## Task statement
Without the pictures, return each record as it appears.

## Provided entries
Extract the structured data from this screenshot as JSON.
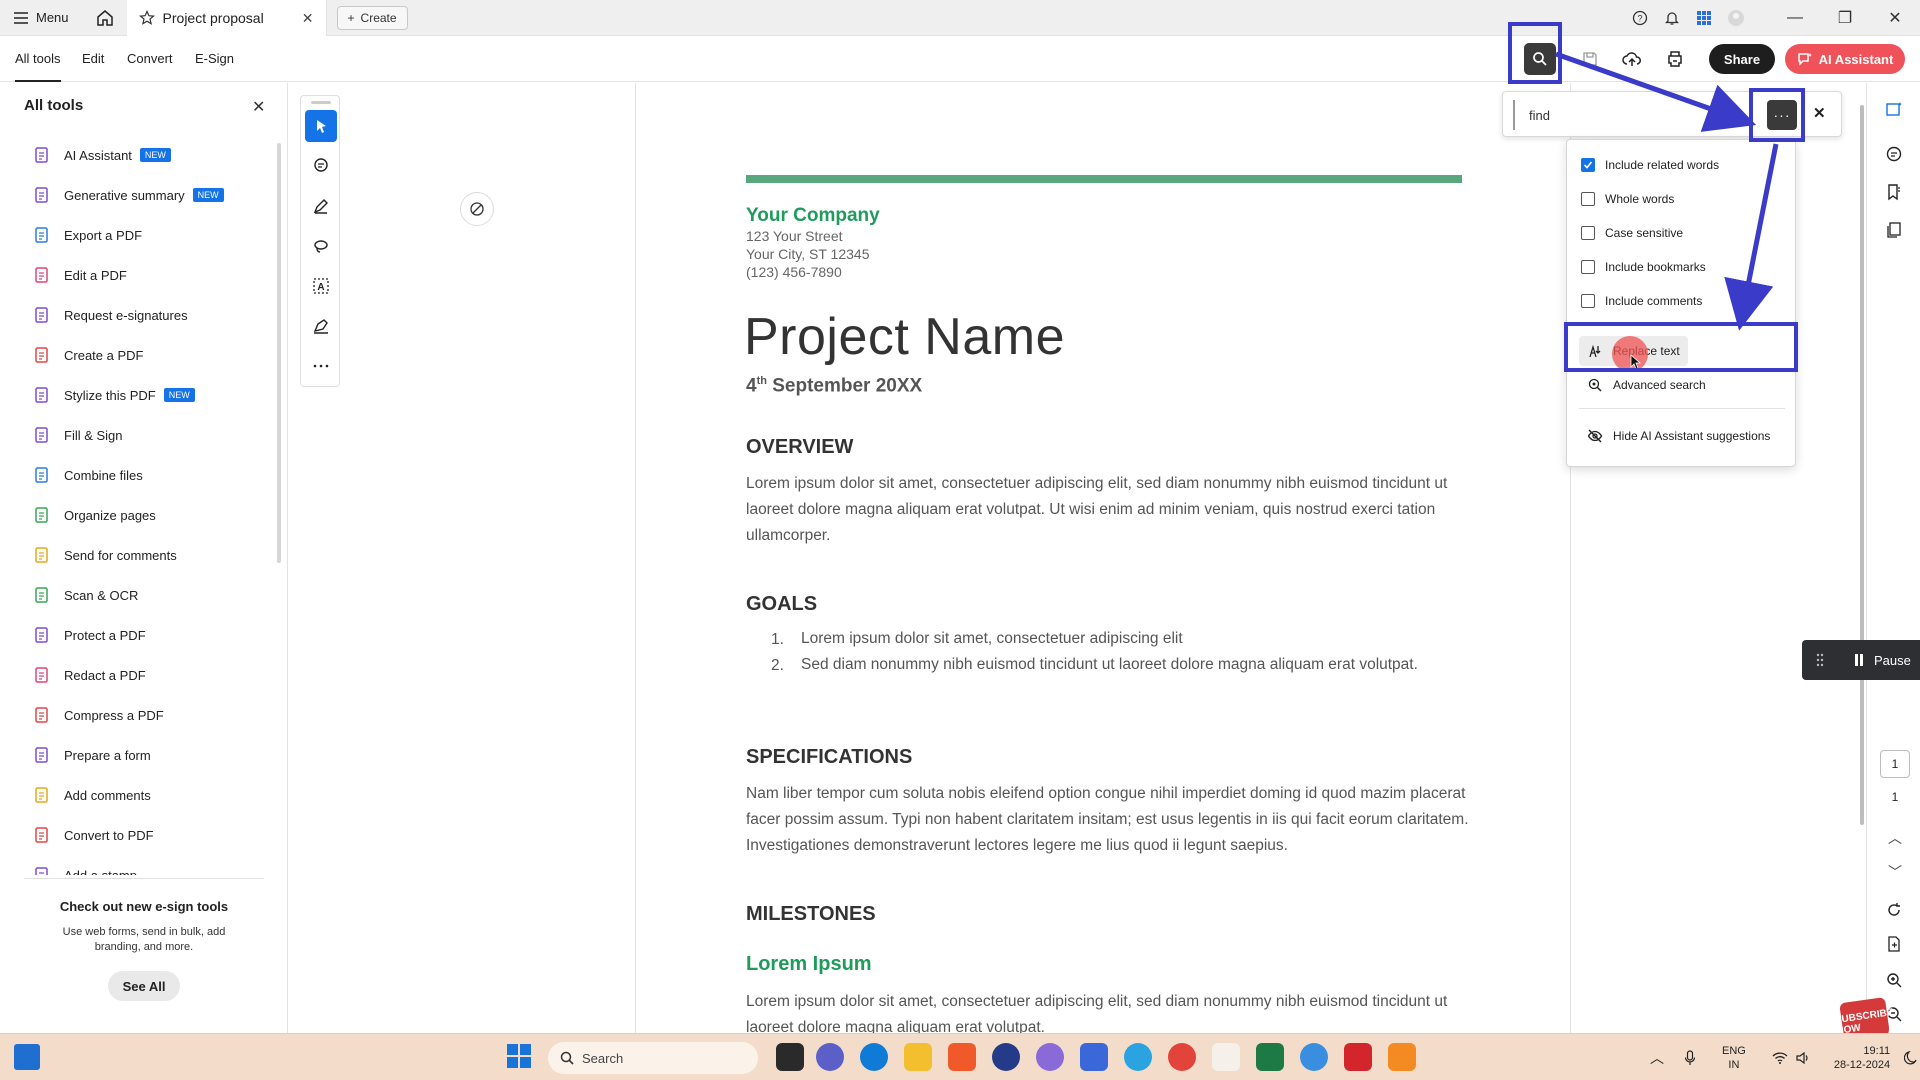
{
  "titlebar": {
    "menu_label": "Menu",
    "tab_title": "Project proposal",
    "create_label": "Create"
  },
  "toolbar": {
    "tabs": [
      "All tools",
      "Edit",
      "Convert",
      "E-Sign"
    ],
    "share_label": "Share",
    "ai_label": "AI Assistant"
  },
  "left_panel": {
    "title": "All tools",
    "items": [
      {
        "label": "AI Assistant",
        "badge": "NEW",
        "icon": "ai-assistant-icon",
        "color": "#7b4dd6"
      },
      {
        "label": "Generative summary",
        "badge": "NEW",
        "icon": "generative-summary-icon",
        "color": "#7b4dd6"
      },
      {
        "label": "Export a PDF",
        "badge": "",
        "icon": "export-pdf-icon",
        "color": "#2c7be5"
      },
      {
        "label": "Edit a PDF",
        "badge": "",
        "icon": "edit-pdf-icon",
        "color": "#e0457b"
      },
      {
        "label": "Request e-signatures",
        "badge": "",
        "icon": "request-signatures-icon",
        "color": "#7b4dd6"
      },
      {
        "label": "Create a PDF",
        "badge": "",
        "icon": "create-pdf-icon",
        "color": "#e04646"
      },
      {
        "label": "Stylize this PDF",
        "badge": "NEW",
        "icon": "stylize-pdf-icon",
        "color": "#7b4dd6"
      },
      {
        "label": "Fill & Sign",
        "badge": "",
        "icon": "fill-sign-icon",
        "color": "#7b4dd6"
      },
      {
        "label": "Combine files",
        "badge": "",
        "icon": "combine-files-icon",
        "color": "#2c7be5"
      },
      {
        "label": "Organize pages",
        "badge": "",
        "icon": "organize-pages-icon",
        "color": "#3aa655"
      },
      {
        "label": "Send for comments",
        "badge": "",
        "icon": "send-comments-icon",
        "color": "#e6a817"
      },
      {
        "label": "Scan & OCR",
        "badge": "",
        "icon": "scan-ocr-icon",
        "color": "#3aa655"
      },
      {
        "label": "Protect a PDF",
        "badge": "",
        "icon": "protect-pdf-icon",
        "color": "#7b4dd6"
      },
      {
        "label": "Redact a PDF",
        "badge": "",
        "icon": "redact-pdf-icon",
        "color": "#e0457b"
      },
      {
        "label": "Compress a PDF",
        "badge": "",
        "icon": "compress-pdf-icon",
        "color": "#e04646"
      },
      {
        "label": "Prepare a form",
        "badge": "",
        "icon": "prepare-form-icon",
        "color": "#7b4dd6"
      },
      {
        "label": "Add comments",
        "badge": "",
        "icon": "add-comments-icon",
        "color": "#e6a817"
      },
      {
        "label": "Convert to PDF",
        "badge": "",
        "icon": "convert-pdf-icon",
        "color": "#e04646"
      },
      {
        "label": "Add a stamp",
        "badge": "",
        "icon": "add-stamp-icon",
        "color": "#7b4dd6"
      }
    ],
    "promo_title": "Check out new e-sign tools",
    "promo_text": "Use web forms, send in bulk, add branding, and more.",
    "see_all_label": "See All"
  },
  "document": {
    "company": "Your Company",
    "address_lines": [
      "123 Your Street",
      "Your City, ST 12345",
      "(123) 456-7890"
    ],
    "project_name": "Project Name",
    "date_day": "4",
    "date_sup": "th",
    "date_rest": " September 20XX",
    "overview_heading": "OVERVIEW",
    "overview_text": "Lorem ipsum dolor sit amet, consectetuer adipiscing elit, sed diam nonummy nibh euismod tincidunt ut laoreet dolore magna aliquam erat volutpat. Ut wisi enim ad minim veniam, quis nostrud exerci tation ullamcorper.",
    "goals_heading": "GOALS",
    "goals": [
      {
        "num": "1.",
        "text": "Lorem ipsum dolor sit amet, consectetuer adipiscing elit"
      },
      {
        "num": "2.",
        "text": "Sed diam nonummy nibh euismod tincidunt ut laoreet dolore magna aliquam erat volutpat."
      }
    ],
    "specs_heading": "SPECIFICATIONS",
    "specs_text": "Nam liber tempor cum soluta nobis eleifend option congue nihil imperdiet doming id quod mazim placerat facer possim assum. Typi non habent claritatem insitam; est usus legentis in iis qui facit eorum claritatem. Investigationes demonstraverunt lectores legere me lius quod ii legunt saepius.",
    "milestones_heading": "MILESTONES",
    "milestone_sub": "Lorem Ipsum",
    "milestone_text": "Lorem ipsum dolor sit amet, consectetuer adipiscing elit, sed diam nonummy nibh euismod tincidunt ut laoreet dolore magna aliquam erat volutpat."
  },
  "find": {
    "value": "find",
    "more_label": "···",
    "options": [
      {
        "label": "Include related words",
        "checked": true
      },
      {
        "label": "Whole words",
        "checked": false
      },
      {
        "label": "Case sensitive",
        "checked": false
      },
      {
        "label": "Include bookmarks",
        "checked": false
      },
      {
        "label": "Include comments",
        "checked": false
      }
    ],
    "actions": [
      "Replace text",
      "Advanced search",
      "Hide AI Assistant suggestions"
    ]
  },
  "right_rail": {
    "pause_label": "Pause",
    "page_current": "1",
    "page_total": "1"
  },
  "subscribe_badge": "SUBSCRIBE NOW",
  "taskbar": {
    "search_label": "Search",
    "lang_line1": "ENG",
    "lang_line2": "IN",
    "time": "19:11",
    "date": "28-12-2024"
  },
  "colors": {
    "accent_blue": "#1473e6",
    "annotation": "#3b3bc9",
    "company_green": "#1f9b5c",
    "ai_button": "#f0525a"
  }
}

## The output
Extract the structured data from this screenshot as JSON.
{
  "titlebar": {
    "menu_label": "Menu",
    "tab_title": "Project proposal",
    "create_label": "Create"
  },
  "toolbar": {
    "tabs": [
      "All tools",
      "Edit",
      "Convert",
      "E-Sign"
    ],
    "share_label": "Share",
    "ai_label": "AI Assistant"
  },
  "left_panel": {
    "title": "All tools",
    "items": [
      {
        "label": "AI Assistant",
        "badge": "NEW",
        "icon": "ai-assistant-icon",
        "color": "#7b4dd6"
      },
      {
        "label": "Generative summary",
        "badge": "NEW",
        "icon": "generative-summary-icon",
        "color": "#7b4dd6"
      },
      {
        "label": "Export a PDF",
        "badge": "",
        "icon": "export-pdf-icon",
        "color": "#2c7be5"
      },
      {
        "label": "Edit a PDF",
        "badge": "",
        "icon": "edit-pdf-icon",
        "color": "#e0457b"
      },
      {
        "label": "Request e-signatures",
        "badge": "",
        "icon": "request-signatures-icon",
        "color": "#7b4dd6"
      },
      {
        "label": "Create a PDF",
        "badge": "",
        "icon": "create-pdf-icon",
        "color": "#e04646"
      },
      {
        "label": "Stylize this PDF",
        "badge": "NEW",
        "icon": "stylize-pdf-icon",
        "color": "#7b4dd6"
      },
      {
        "label": "Fill & Sign",
        "badge": "",
        "icon": "fill-sign-icon",
        "color": "#7b4dd6"
      },
      {
        "label": "Combine files",
        "badge": "",
        "icon": "combine-files-icon",
        "color": "#2c7be5"
      },
      {
        "label": "Organize pages",
        "badge": "",
        "icon": "organize-pages-icon",
        "color": "#3aa655"
      },
      {
        "label": "Send for comments",
        "badge": "",
        "icon": "send-comments-icon",
        "color": "#e6a817"
      },
      {
        "label": "Scan & OCR",
        "badge": "",
        "icon": "scan-ocr-icon",
        "color": "#3aa655"
      },
      {
        "label": "Protect a PDF",
        "badge": "",
        "icon": "protect-pdf-icon",
        "color": "#7b4dd6"
      },
      {
        "label": "Redact a PDF",
        "badge": "",
        "icon": "redact-pdf-icon",
        "color": "#e0457b"
      },
      {
        "label": "Compress a PDF",
        "badge": "",
        "icon": "compress-pdf-icon",
        "color": "#e04646"
      },
      {
        "label": "Prepare a form",
        "badge": "",
        "icon": "prepare-form-icon",
        "color": "#7b4dd6"
      },
      {
        "label": "Add comments",
        "badge": "",
        "icon": "add-comments-icon",
        "color": "#e6a817"
      },
      {
        "label": "Convert to PDF",
        "badge": "",
        "icon": "convert-pdf-icon",
        "color": "#e04646"
      },
      {
        "label": "Add a stamp",
        "badge": "",
        "icon": "add-stamp-icon",
        "color": "#7b4dd6"
      }
    ],
    "promo_title": "Check out new e-sign tools",
    "promo_text": "Use web forms, send in bulk, add branding, and more.",
    "see_all_label": "See All"
  },
  "document": {
    "company": "Your Company",
    "address_lines": [
      "123 Your Street",
      "Your City, ST 12345",
      "(123) 456-7890"
    ],
    "project_name": "Project Name",
    "date_day": "4",
    "date_sup": "th",
    "date_rest": " September 20XX",
    "overview_heading": "OVERVIEW",
    "overview_text": "Lorem ipsum dolor sit amet, consectetuer adipiscing elit, sed diam nonummy nibh euismod tincidunt ut laoreet dolore magna aliquam erat volutpat. Ut wisi enim ad minim veniam, quis nostrud exerci tation ullamcorper.",
    "goals_heading": "GOALS",
    "goals": [
      {
        "num": "1.",
        "text": "Lorem ipsum dolor sit amet, consectetuer adipiscing elit"
      },
      {
        "num": "2.",
        "text": "Sed diam nonummy nibh euismod tincidunt ut laoreet dolore magna aliquam erat volutpat."
      }
    ],
    "specs_heading": "SPECIFICATIONS",
    "specs_text": "Nam liber tempor cum soluta nobis eleifend option congue nihil imperdiet doming id quod mazim placerat facer possim assum. Typi non habent claritatem insitam; est usus legentis in iis qui facit eorum claritatem. Investigationes demonstraverunt lectores legere me lius quod ii legunt saepius.",
    "milestones_heading": "MILESTONES",
    "milestone_sub": "Lorem Ipsum",
    "milestone_text": "Lorem ipsum dolor sit amet, consectetuer adipiscing elit, sed diam nonummy nibh euismod tincidunt ut laoreet dolore magna aliquam erat volutpat."
  },
  "find": {
    "value": "find",
    "more_label": "···",
    "options": [
      {
        "label": "Include related words",
        "checked": true
      },
      {
        "label": "Whole words",
        "checked": false
      },
      {
        "label": "Case sensitive",
        "checked": false
      },
      {
        "label": "Include bookmarks",
        "checked": false
      },
      {
        "label": "Include comments",
        "checked": false
      }
    ],
    "actions": [
      "Replace text",
      "Advanced search",
      "Hide AI Assistant suggestions"
    ]
  },
  "right_rail": {
    "pause_label": "Pause",
    "page_current": "1",
    "page_total": "1"
  },
  "subscribe_badge": "SUBSCRIBE NOW",
  "taskbar": {
    "search_label": "Search",
    "lang_line1": "ENG",
    "lang_line2": "IN",
    "time": "19:11",
    "date": "28-12-2024"
  },
  "colors": {
    "accent_blue": "#1473e6",
    "annotation": "#3b3bc9",
    "company_green": "#1f9b5c",
    "ai_button": "#f0525a"
  }
}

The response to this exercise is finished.